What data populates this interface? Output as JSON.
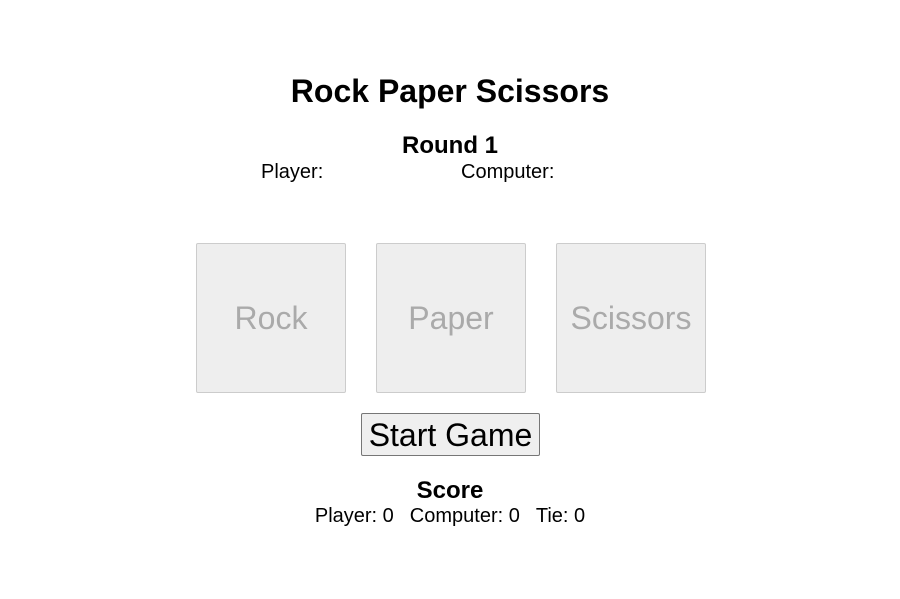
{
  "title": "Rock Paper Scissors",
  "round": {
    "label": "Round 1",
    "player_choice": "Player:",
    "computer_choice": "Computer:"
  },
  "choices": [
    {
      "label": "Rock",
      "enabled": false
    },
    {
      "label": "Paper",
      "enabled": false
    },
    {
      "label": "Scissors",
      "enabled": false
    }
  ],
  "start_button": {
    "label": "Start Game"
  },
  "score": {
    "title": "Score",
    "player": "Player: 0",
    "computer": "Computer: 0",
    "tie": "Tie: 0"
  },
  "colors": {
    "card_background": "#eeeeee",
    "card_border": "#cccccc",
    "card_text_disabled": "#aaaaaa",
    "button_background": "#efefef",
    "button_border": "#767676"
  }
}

--- --- ---

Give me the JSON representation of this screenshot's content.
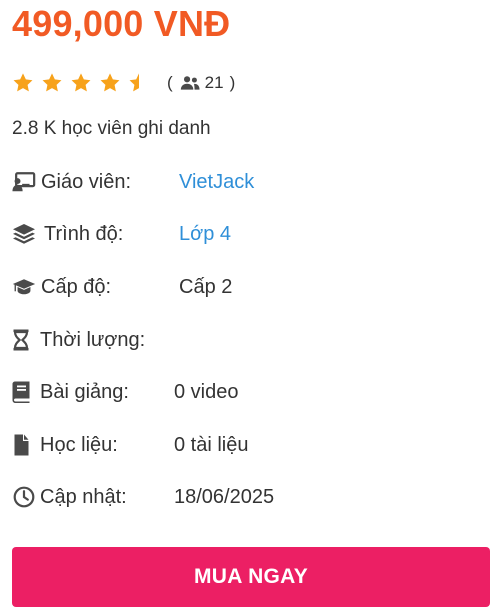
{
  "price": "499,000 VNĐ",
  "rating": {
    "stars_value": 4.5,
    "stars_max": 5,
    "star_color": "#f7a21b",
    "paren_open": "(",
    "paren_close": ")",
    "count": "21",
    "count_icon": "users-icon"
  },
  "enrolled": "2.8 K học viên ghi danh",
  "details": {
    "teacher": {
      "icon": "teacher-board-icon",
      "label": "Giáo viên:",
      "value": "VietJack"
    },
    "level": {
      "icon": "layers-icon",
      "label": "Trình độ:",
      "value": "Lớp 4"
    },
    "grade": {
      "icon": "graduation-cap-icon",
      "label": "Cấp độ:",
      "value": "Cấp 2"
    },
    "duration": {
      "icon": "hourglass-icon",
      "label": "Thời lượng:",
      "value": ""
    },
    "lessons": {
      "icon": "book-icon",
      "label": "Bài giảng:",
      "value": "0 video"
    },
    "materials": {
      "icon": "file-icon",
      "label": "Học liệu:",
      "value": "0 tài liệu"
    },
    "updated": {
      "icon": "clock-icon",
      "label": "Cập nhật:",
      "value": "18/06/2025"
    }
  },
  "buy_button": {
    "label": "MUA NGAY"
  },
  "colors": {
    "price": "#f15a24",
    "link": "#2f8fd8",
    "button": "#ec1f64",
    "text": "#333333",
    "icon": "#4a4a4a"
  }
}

--- --- ---

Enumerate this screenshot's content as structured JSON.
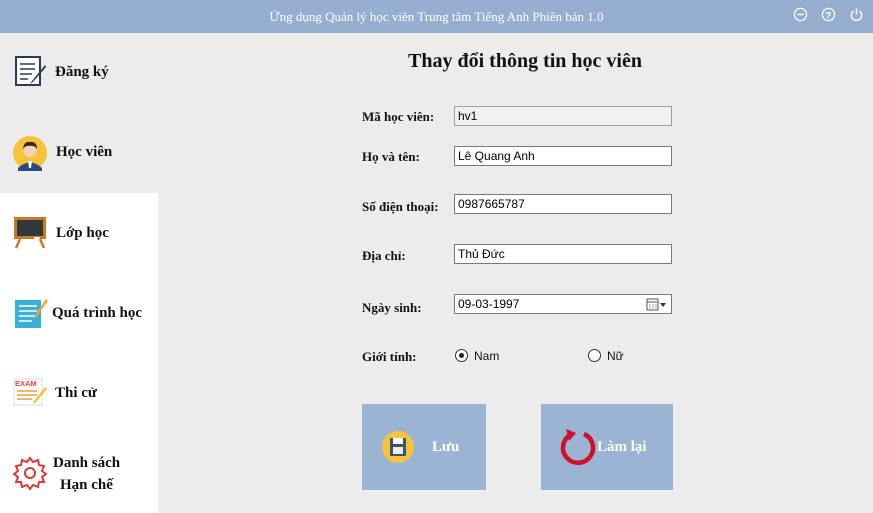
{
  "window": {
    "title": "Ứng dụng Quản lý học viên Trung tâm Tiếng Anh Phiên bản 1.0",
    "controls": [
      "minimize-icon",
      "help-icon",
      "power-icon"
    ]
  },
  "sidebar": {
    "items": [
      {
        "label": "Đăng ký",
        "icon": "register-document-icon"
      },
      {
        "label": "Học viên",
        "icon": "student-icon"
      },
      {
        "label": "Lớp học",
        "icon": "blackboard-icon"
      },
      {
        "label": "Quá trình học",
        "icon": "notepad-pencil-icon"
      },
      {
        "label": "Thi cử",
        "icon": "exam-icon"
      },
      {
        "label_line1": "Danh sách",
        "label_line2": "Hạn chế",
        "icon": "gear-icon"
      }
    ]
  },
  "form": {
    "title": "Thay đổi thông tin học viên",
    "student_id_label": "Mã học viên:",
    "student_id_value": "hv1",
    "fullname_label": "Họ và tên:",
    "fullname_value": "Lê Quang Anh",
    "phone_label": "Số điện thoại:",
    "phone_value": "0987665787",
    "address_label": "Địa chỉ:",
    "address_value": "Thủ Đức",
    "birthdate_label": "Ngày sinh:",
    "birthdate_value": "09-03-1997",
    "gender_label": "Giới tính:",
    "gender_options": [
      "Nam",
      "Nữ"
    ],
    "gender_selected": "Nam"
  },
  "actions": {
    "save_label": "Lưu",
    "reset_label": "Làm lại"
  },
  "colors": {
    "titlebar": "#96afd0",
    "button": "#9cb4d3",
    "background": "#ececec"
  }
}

--- --- ---

*WHAT YOU WILL DO*. Examine the entries and report how many of their lines contain the string "content", giving no more than the number.

*SOLUTION*. 2